[Entries from a visual dataset]
+---+
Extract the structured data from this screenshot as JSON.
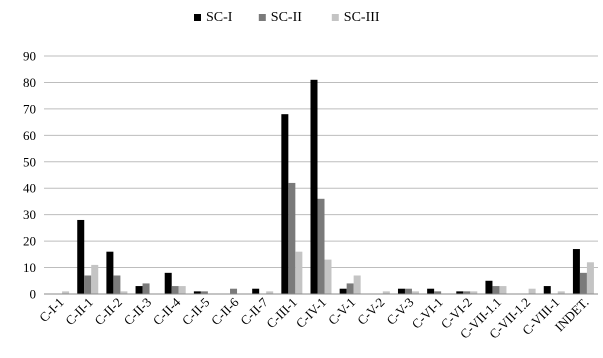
{
  "chart_data": {
    "type": "bar",
    "categories": [
      "C-I-1",
      "C-II-1",
      "C-II-2",
      "C-II-3",
      "C-II-4",
      "C-II-5",
      "C-II-6",
      "C-II-7",
      "C-III-1",
      "C-IV-1",
      "C-V-1",
      "C-V-2",
      "C-V-3",
      "C-VI-1",
      "C-VI-2",
      "C-VII-1.1",
      "C-VII-1.2",
      "C-VIII-1",
      "INDET."
    ],
    "series": [
      {
        "name": "SC-I",
        "color": "#000000",
        "values": [
          0,
          28,
          16,
          3,
          8,
          1,
          0,
          2,
          68,
          81,
          2,
          0,
          2,
          2,
          1,
          5,
          0,
          3,
          17
        ]
      },
      {
        "name": "SC-II",
        "color": "#7a7a7a",
        "values": [
          0,
          7,
          7,
          4,
          3,
          1,
          2,
          0,
          42,
          36,
          4,
          0,
          2,
          1,
          1,
          3,
          0,
          0,
          8
        ]
      },
      {
        "name": "SC-III",
        "color": "#c4c4c4",
        "values": [
          1,
          11,
          1,
          0,
          3,
          0,
          0,
          1,
          16,
          13,
          7,
          1,
          1,
          0,
          1,
          3,
          2,
          1,
          12
        ]
      }
    ],
    "title": "",
    "xlabel": "",
    "ylabel": "",
    "ylim": [
      0,
      90
    ],
    "yticks": [
      0,
      10,
      20,
      30,
      40,
      50,
      60,
      70,
      80,
      90
    ],
    "grid": true,
    "legend": "top-center"
  }
}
+---+
Go through the data above and transcribe it in full, omitting any image.

• **Solution**
Extract the structured data from this screenshot as JSON.
{
  "chart_data": {
    "type": "bar",
    "categories": [
      "C-I-1",
      "C-II-1",
      "C-II-2",
      "C-II-3",
      "C-II-4",
      "C-II-5",
      "C-II-6",
      "C-II-7",
      "C-III-1",
      "C-IV-1",
      "C-V-1",
      "C-V-2",
      "C-V-3",
      "C-VI-1",
      "C-VI-2",
      "C-VII-1.1",
      "C-VII-1.2",
      "C-VIII-1",
      "INDET."
    ],
    "series": [
      {
        "name": "SC-I",
        "color": "#000000",
        "values": [
          0,
          28,
          16,
          3,
          8,
          1,
          0,
          2,
          68,
          81,
          2,
          0,
          2,
          2,
          1,
          5,
          0,
          3,
          17
        ]
      },
      {
        "name": "SC-II",
        "color": "#7a7a7a",
        "values": [
          0,
          7,
          7,
          4,
          3,
          1,
          2,
          0,
          42,
          36,
          4,
          0,
          2,
          1,
          1,
          3,
          0,
          0,
          8
        ]
      },
      {
        "name": "SC-III",
        "color": "#c4c4c4",
        "values": [
          1,
          11,
          1,
          0,
          3,
          0,
          0,
          1,
          16,
          13,
          7,
          1,
          1,
          0,
          1,
          3,
          2,
          1,
          12
        ]
      }
    ],
    "title": "",
    "xlabel": "",
    "ylabel": "",
    "ylim": [
      0,
      90
    ],
    "yticks": [
      0,
      10,
      20,
      30,
      40,
      50,
      60,
      70,
      80,
      90
    ],
    "grid": true,
    "legend": "top-center"
  }
}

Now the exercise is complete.